(Records contained in a dataset)
_____

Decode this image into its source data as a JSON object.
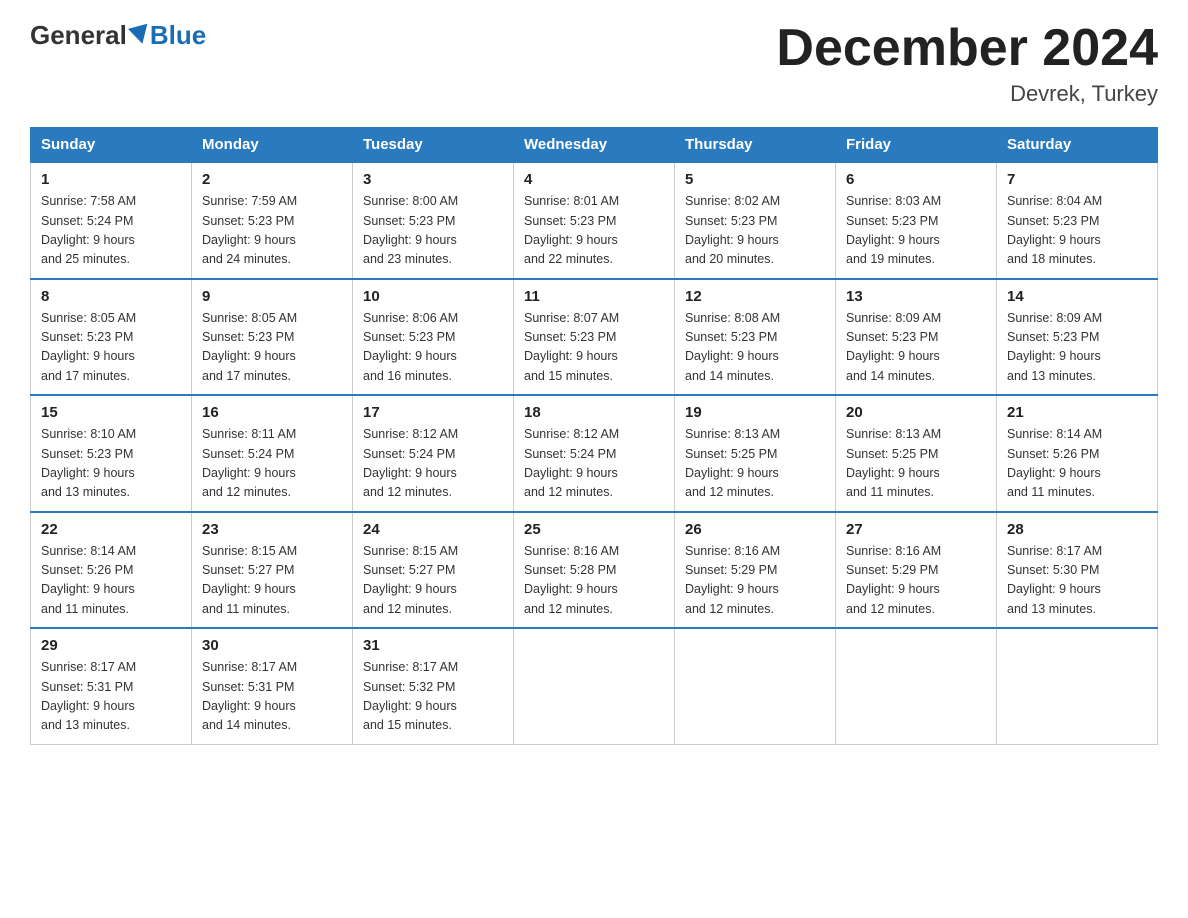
{
  "logo": {
    "general": "General",
    "blue": "Blue"
  },
  "title": "December 2024",
  "location": "Devrek, Turkey",
  "days_header": [
    "Sunday",
    "Monday",
    "Tuesday",
    "Wednesday",
    "Thursday",
    "Friday",
    "Saturday"
  ],
  "weeks": [
    [
      {
        "num": "1",
        "sunrise": "7:58 AM",
        "sunset": "5:24 PM",
        "daylight": "9 hours and 25 minutes."
      },
      {
        "num": "2",
        "sunrise": "7:59 AM",
        "sunset": "5:23 PM",
        "daylight": "9 hours and 24 minutes."
      },
      {
        "num": "3",
        "sunrise": "8:00 AM",
        "sunset": "5:23 PM",
        "daylight": "9 hours and 23 minutes."
      },
      {
        "num": "4",
        "sunrise": "8:01 AM",
        "sunset": "5:23 PM",
        "daylight": "9 hours and 22 minutes."
      },
      {
        "num": "5",
        "sunrise": "8:02 AM",
        "sunset": "5:23 PM",
        "daylight": "9 hours and 20 minutes."
      },
      {
        "num": "6",
        "sunrise": "8:03 AM",
        "sunset": "5:23 PM",
        "daylight": "9 hours and 19 minutes."
      },
      {
        "num": "7",
        "sunrise": "8:04 AM",
        "sunset": "5:23 PM",
        "daylight": "9 hours and 18 minutes."
      }
    ],
    [
      {
        "num": "8",
        "sunrise": "8:05 AM",
        "sunset": "5:23 PM",
        "daylight": "9 hours and 17 minutes."
      },
      {
        "num": "9",
        "sunrise": "8:05 AM",
        "sunset": "5:23 PM",
        "daylight": "9 hours and 17 minutes."
      },
      {
        "num": "10",
        "sunrise": "8:06 AM",
        "sunset": "5:23 PM",
        "daylight": "9 hours and 16 minutes."
      },
      {
        "num": "11",
        "sunrise": "8:07 AM",
        "sunset": "5:23 PM",
        "daylight": "9 hours and 15 minutes."
      },
      {
        "num": "12",
        "sunrise": "8:08 AM",
        "sunset": "5:23 PM",
        "daylight": "9 hours and 14 minutes."
      },
      {
        "num": "13",
        "sunrise": "8:09 AM",
        "sunset": "5:23 PM",
        "daylight": "9 hours and 14 minutes."
      },
      {
        "num": "14",
        "sunrise": "8:09 AM",
        "sunset": "5:23 PM",
        "daylight": "9 hours and 13 minutes."
      }
    ],
    [
      {
        "num": "15",
        "sunrise": "8:10 AM",
        "sunset": "5:23 PM",
        "daylight": "9 hours and 13 minutes."
      },
      {
        "num": "16",
        "sunrise": "8:11 AM",
        "sunset": "5:24 PM",
        "daylight": "9 hours and 12 minutes."
      },
      {
        "num": "17",
        "sunrise": "8:12 AM",
        "sunset": "5:24 PM",
        "daylight": "9 hours and 12 minutes."
      },
      {
        "num": "18",
        "sunrise": "8:12 AM",
        "sunset": "5:24 PM",
        "daylight": "9 hours and 12 minutes."
      },
      {
        "num": "19",
        "sunrise": "8:13 AM",
        "sunset": "5:25 PM",
        "daylight": "9 hours and 12 minutes."
      },
      {
        "num": "20",
        "sunrise": "8:13 AM",
        "sunset": "5:25 PM",
        "daylight": "9 hours and 11 minutes."
      },
      {
        "num": "21",
        "sunrise": "8:14 AM",
        "sunset": "5:26 PM",
        "daylight": "9 hours and 11 minutes."
      }
    ],
    [
      {
        "num": "22",
        "sunrise": "8:14 AM",
        "sunset": "5:26 PM",
        "daylight": "9 hours and 11 minutes."
      },
      {
        "num": "23",
        "sunrise": "8:15 AM",
        "sunset": "5:27 PM",
        "daylight": "9 hours and 11 minutes."
      },
      {
        "num": "24",
        "sunrise": "8:15 AM",
        "sunset": "5:27 PM",
        "daylight": "9 hours and 12 minutes."
      },
      {
        "num": "25",
        "sunrise": "8:16 AM",
        "sunset": "5:28 PM",
        "daylight": "9 hours and 12 minutes."
      },
      {
        "num": "26",
        "sunrise": "8:16 AM",
        "sunset": "5:29 PM",
        "daylight": "9 hours and 12 minutes."
      },
      {
        "num": "27",
        "sunrise": "8:16 AM",
        "sunset": "5:29 PM",
        "daylight": "9 hours and 12 minutes."
      },
      {
        "num": "28",
        "sunrise": "8:17 AM",
        "sunset": "5:30 PM",
        "daylight": "9 hours and 13 minutes."
      }
    ],
    [
      {
        "num": "29",
        "sunrise": "8:17 AM",
        "sunset": "5:31 PM",
        "daylight": "9 hours and 13 minutes."
      },
      {
        "num": "30",
        "sunrise": "8:17 AM",
        "sunset": "5:31 PM",
        "daylight": "9 hours and 14 minutes."
      },
      {
        "num": "31",
        "sunrise": "8:17 AM",
        "sunset": "5:32 PM",
        "daylight": "9 hours and 15 minutes."
      },
      null,
      null,
      null,
      null
    ]
  ],
  "labels": {
    "sunrise": "Sunrise: ",
    "sunset": "Sunset: ",
    "daylight": "Daylight: "
  }
}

_____

Exercise directions: Replicate the material above verbatim; images stay out of the copy.

Written solution:
Decode this image into its source data as a JSON object.
{
  "logo": {
    "general": "General",
    "blue": "Blue"
  },
  "title": "December 2024",
  "location": "Devrek, Turkey",
  "days_header": [
    "Sunday",
    "Monday",
    "Tuesday",
    "Wednesday",
    "Thursday",
    "Friday",
    "Saturday"
  ],
  "weeks": [
    [
      {
        "num": "1",
        "sunrise": "7:58 AM",
        "sunset": "5:24 PM",
        "daylight": "9 hours and 25 minutes."
      },
      {
        "num": "2",
        "sunrise": "7:59 AM",
        "sunset": "5:23 PM",
        "daylight": "9 hours and 24 minutes."
      },
      {
        "num": "3",
        "sunrise": "8:00 AM",
        "sunset": "5:23 PM",
        "daylight": "9 hours and 23 minutes."
      },
      {
        "num": "4",
        "sunrise": "8:01 AM",
        "sunset": "5:23 PM",
        "daylight": "9 hours and 22 minutes."
      },
      {
        "num": "5",
        "sunrise": "8:02 AM",
        "sunset": "5:23 PM",
        "daylight": "9 hours and 20 minutes."
      },
      {
        "num": "6",
        "sunrise": "8:03 AM",
        "sunset": "5:23 PM",
        "daylight": "9 hours and 19 minutes."
      },
      {
        "num": "7",
        "sunrise": "8:04 AM",
        "sunset": "5:23 PM",
        "daylight": "9 hours and 18 minutes."
      }
    ],
    [
      {
        "num": "8",
        "sunrise": "8:05 AM",
        "sunset": "5:23 PM",
        "daylight": "9 hours and 17 minutes."
      },
      {
        "num": "9",
        "sunrise": "8:05 AM",
        "sunset": "5:23 PM",
        "daylight": "9 hours and 17 minutes."
      },
      {
        "num": "10",
        "sunrise": "8:06 AM",
        "sunset": "5:23 PM",
        "daylight": "9 hours and 16 minutes."
      },
      {
        "num": "11",
        "sunrise": "8:07 AM",
        "sunset": "5:23 PM",
        "daylight": "9 hours and 15 minutes."
      },
      {
        "num": "12",
        "sunrise": "8:08 AM",
        "sunset": "5:23 PM",
        "daylight": "9 hours and 14 minutes."
      },
      {
        "num": "13",
        "sunrise": "8:09 AM",
        "sunset": "5:23 PM",
        "daylight": "9 hours and 14 minutes."
      },
      {
        "num": "14",
        "sunrise": "8:09 AM",
        "sunset": "5:23 PM",
        "daylight": "9 hours and 13 minutes."
      }
    ],
    [
      {
        "num": "15",
        "sunrise": "8:10 AM",
        "sunset": "5:23 PM",
        "daylight": "9 hours and 13 minutes."
      },
      {
        "num": "16",
        "sunrise": "8:11 AM",
        "sunset": "5:24 PM",
        "daylight": "9 hours and 12 minutes."
      },
      {
        "num": "17",
        "sunrise": "8:12 AM",
        "sunset": "5:24 PM",
        "daylight": "9 hours and 12 minutes."
      },
      {
        "num": "18",
        "sunrise": "8:12 AM",
        "sunset": "5:24 PM",
        "daylight": "9 hours and 12 minutes."
      },
      {
        "num": "19",
        "sunrise": "8:13 AM",
        "sunset": "5:25 PM",
        "daylight": "9 hours and 12 minutes."
      },
      {
        "num": "20",
        "sunrise": "8:13 AM",
        "sunset": "5:25 PM",
        "daylight": "9 hours and 11 minutes."
      },
      {
        "num": "21",
        "sunrise": "8:14 AM",
        "sunset": "5:26 PM",
        "daylight": "9 hours and 11 minutes."
      }
    ],
    [
      {
        "num": "22",
        "sunrise": "8:14 AM",
        "sunset": "5:26 PM",
        "daylight": "9 hours and 11 minutes."
      },
      {
        "num": "23",
        "sunrise": "8:15 AM",
        "sunset": "5:27 PM",
        "daylight": "9 hours and 11 minutes."
      },
      {
        "num": "24",
        "sunrise": "8:15 AM",
        "sunset": "5:27 PM",
        "daylight": "9 hours and 12 minutes."
      },
      {
        "num": "25",
        "sunrise": "8:16 AM",
        "sunset": "5:28 PM",
        "daylight": "9 hours and 12 minutes."
      },
      {
        "num": "26",
        "sunrise": "8:16 AM",
        "sunset": "5:29 PM",
        "daylight": "9 hours and 12 minutes."
      },
      {
        "num": "27",
        "sunrise": "8:16 AM",
        "sunset": "5:29 PM",
        "daylight": "9 hours and 12 minutes."
      },
      {
        "num": "28",
        "sunrise": "8:17 AM",
        "sunset": "5:30 PM",
        "daylight": "9 hours and 13 minutes."
      }
    ],
    [
      {
        "num": "29",
        "sunrise": "8:17 AM",
        "sunset": "5:31 PM",
        "daylight": "9 hours and 13 minutes."
      },
      {
        "num": "30",
        "sunrise": "8:17 AM",
        "sunset": "5:31 PM",
        "daylight": "9 hours and 14 minutes."
      },
      {
        "num": "31",
        "sunrise": "8:17 AM",
        "sunset": "5:32 PM",
        "daylight": "9 hours and 15 minutes."
      },
      null,
      null,
      null,
      null
    ]
  ],
  "labels": {
    "sunrise": "Sunrise: ",
    "sunset": "Sunset: ",
    "daylight": "Daylight: "
  }
}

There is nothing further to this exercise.